[Provided information]
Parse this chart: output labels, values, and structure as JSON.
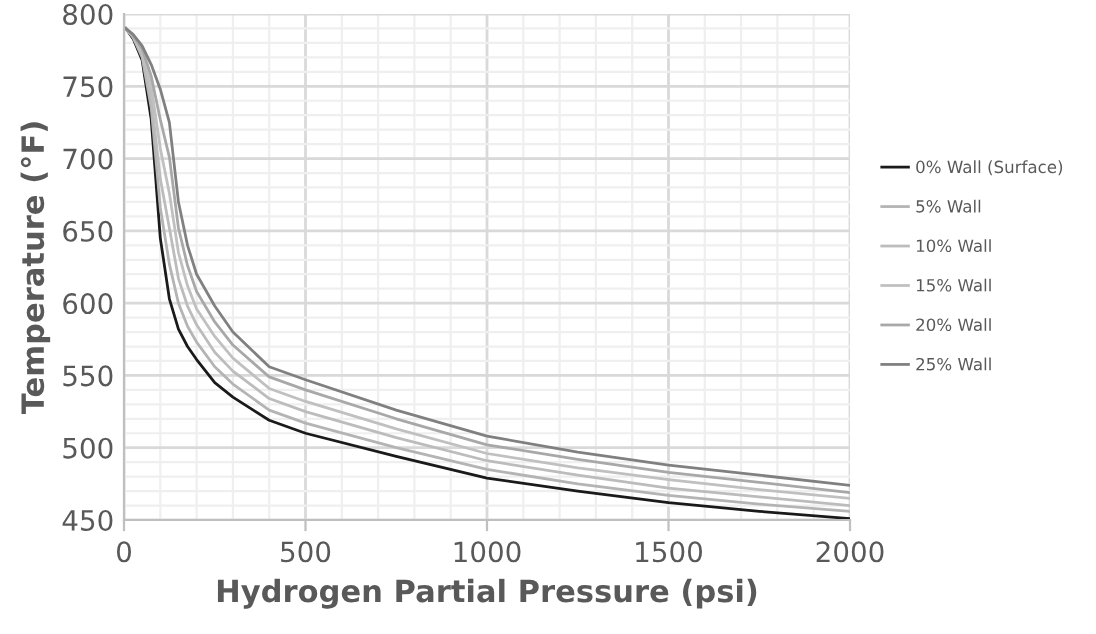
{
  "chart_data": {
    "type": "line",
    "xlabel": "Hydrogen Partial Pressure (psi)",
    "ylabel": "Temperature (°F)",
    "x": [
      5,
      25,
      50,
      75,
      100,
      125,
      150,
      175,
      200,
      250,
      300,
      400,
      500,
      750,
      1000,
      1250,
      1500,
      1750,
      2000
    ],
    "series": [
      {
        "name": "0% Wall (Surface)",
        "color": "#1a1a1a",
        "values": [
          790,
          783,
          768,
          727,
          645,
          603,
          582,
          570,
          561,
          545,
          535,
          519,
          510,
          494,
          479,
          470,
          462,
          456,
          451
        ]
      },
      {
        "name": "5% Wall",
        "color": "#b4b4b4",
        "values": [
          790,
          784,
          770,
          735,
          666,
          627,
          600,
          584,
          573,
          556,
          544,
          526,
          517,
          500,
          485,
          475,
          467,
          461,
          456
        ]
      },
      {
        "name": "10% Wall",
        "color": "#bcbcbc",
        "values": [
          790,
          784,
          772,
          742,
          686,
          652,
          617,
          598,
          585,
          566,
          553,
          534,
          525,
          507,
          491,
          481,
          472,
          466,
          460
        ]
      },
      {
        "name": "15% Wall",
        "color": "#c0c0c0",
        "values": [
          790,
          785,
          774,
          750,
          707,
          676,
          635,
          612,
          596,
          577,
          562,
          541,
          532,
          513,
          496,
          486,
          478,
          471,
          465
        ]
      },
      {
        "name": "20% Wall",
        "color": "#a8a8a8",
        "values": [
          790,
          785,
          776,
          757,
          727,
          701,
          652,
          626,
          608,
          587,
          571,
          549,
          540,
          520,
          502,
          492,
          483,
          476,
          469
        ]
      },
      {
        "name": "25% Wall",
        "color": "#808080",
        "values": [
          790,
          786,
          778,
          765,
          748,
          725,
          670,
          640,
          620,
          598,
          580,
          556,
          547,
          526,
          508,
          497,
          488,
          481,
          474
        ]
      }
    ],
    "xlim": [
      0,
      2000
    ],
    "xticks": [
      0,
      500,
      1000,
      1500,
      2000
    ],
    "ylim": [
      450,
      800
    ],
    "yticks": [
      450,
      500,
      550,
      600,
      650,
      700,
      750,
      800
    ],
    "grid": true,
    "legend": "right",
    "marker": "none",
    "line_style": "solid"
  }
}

==

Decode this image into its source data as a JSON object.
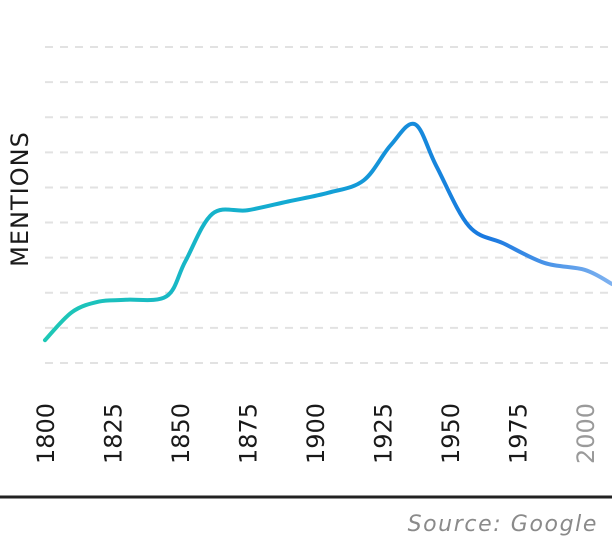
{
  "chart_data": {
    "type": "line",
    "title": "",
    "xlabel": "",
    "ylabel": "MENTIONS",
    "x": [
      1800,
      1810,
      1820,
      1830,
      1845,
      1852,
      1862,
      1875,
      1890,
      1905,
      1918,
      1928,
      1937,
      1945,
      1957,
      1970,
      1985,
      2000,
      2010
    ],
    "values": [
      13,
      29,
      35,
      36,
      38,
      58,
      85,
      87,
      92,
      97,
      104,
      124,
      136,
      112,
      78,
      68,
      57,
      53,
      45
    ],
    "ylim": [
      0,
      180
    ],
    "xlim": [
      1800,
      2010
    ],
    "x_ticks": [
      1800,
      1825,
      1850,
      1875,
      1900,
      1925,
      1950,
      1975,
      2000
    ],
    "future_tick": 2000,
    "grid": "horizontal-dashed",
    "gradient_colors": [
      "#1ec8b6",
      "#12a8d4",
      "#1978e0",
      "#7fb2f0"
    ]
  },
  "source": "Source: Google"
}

[What you need to do] From the listing above, collect every line that mentions the word "this".

[Task output]
Parse this chart: output labels, values, and structure as JSON.
Decode this image into its source data as a JSON object.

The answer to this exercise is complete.